Source material

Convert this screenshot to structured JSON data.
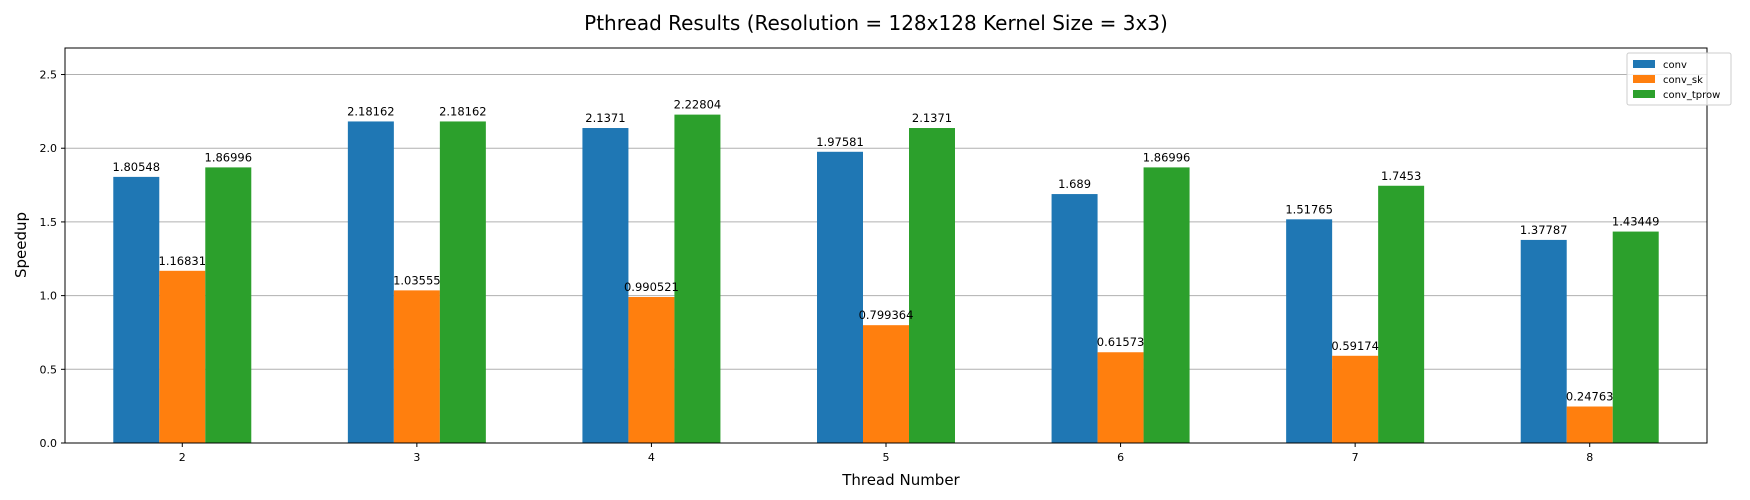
{
  "chart_data": {
    "type": "bar",
    "title": "Pthread Results (Resolution = 128x128 Kernel Size = 3x3)",
    "xlabel": "Thread Number",
    "ylabel": "Speedup",
    "categories": [
      "2",
      "3",
      "4",
      "5",
      "6",
      "7",
      "8"
    ],
    "series": [
      {
        "name": "conv",
        "color": "#1f77b4",
        "values": [
          1.80548,
          2.18162,
          2.1371,
          1.97581,
          1.689,
          1.51765,
          1.37787
        ],
        "labels": [
          "1.80548",
          "2.18162",
          "2.1371",
          "1.97581",
          "1.689",
          "1.51765",
          "1.37787"
        ]
      },
      {
        "name": "conv_sk",
        "color": "#ff7f0e",
        "values": [
          1.16831,
          1.03555,
          0.990521,
          0.799364,
          0.61573,
          0.59174,
          0.24763
        ],
        "labels": [
          "1.16831",
          "1.03555",
          "0.990521",
          "0.799364",
          "0.61573",
          "0.59174",
          "0.24763"
        ]
      },
      {
        "name": "conv_tprow",
        "color": "#2ca02c",
        "values": [
          1.86996,
          2.18162,
          2.22804,
          2.1371,
          1.86996,
          1.7453,
          1.43449
        ],
        "labels": [
          "1.86996",
          "2.18162",
          "2.22804",
          "2.1371",
          "1.86996",
          "1.7453",
          "1.43449"
        ]
      }
    ],
    "yticks": [
      "0.0",
      "0.5",
      "1.0",
      "1.5",
      "2.0",
      "2.5"
    ],
    "ylim": [
      0,
      2.68
    ],
    "grid": "horizontal",
    "legend_position": "top-right"
  }
}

Exercise goal
Transcribe the whole listing exactly. Pictures stay out of your copy.

Written solution
Convert this screenshot to structured JSON data.
{
  "chart_data": {
    "type": "bar",
    "title": "Pthread Results (Resolution = 128x128 Kernel Size = 3x3)",
    "xlabel": "Thread Number",
    "ylabel": "Speedup",
    "categories": [
      "2",
      "3",
      "4",
      "5",
      "6",
      "7",
      "8"
    ],
    "series": [
      {
        "name": "conv",
        "color": "#1f77b4",
        "values": [
          1.80548,
          2.18162,
          2.1371,
          1.97581,
          1.689,
          1.51765,
          1.37787
        ],
        "labels": [
          "1.80548",
          "2.18162",
          "2.1371",
          "1.97581",
          "1.689",
          "1.51765",
          "1.37787"
        ]
      },
      {
        "name": "conv_sk",
        "color": "#ff7f0e",
        "values": [
          1.16831,
          1.03555,
          0.990521,
          0.799364,
          0.61573,
          0.59174,
          0.24763
        ],
        "labels": [
          "1.16831",
          "1.03555",
          "0.990521",
          "0.799364",
          "0.61573",
          "0.59174",
          "0.24763"
        ]
      },
      {
        "name": "conv_tprow",
        "color": "#2ca02c",
        "values": [
          1.86996,
          2.18162,
          2.22804,
          2.1371,
          1.86996,
          1.7453,
          1.43449
        ],
        "labels": [
          "1.86996",
          "2.18162",
          "2.22804",
          "2.1371",
          "1.86996",
          "1.7453",
          "1.43449"
        ]
      }
    ],
    "yticks": [
      "0.0",
      "0.5",
      "1.0",
      "1.5",
      "2.0",
      "2.5"
    ],
    "ylim": [
      0,
      2.68
    ],
    "grid": "horizontal",
    "legend_position": "top-right"
  }
}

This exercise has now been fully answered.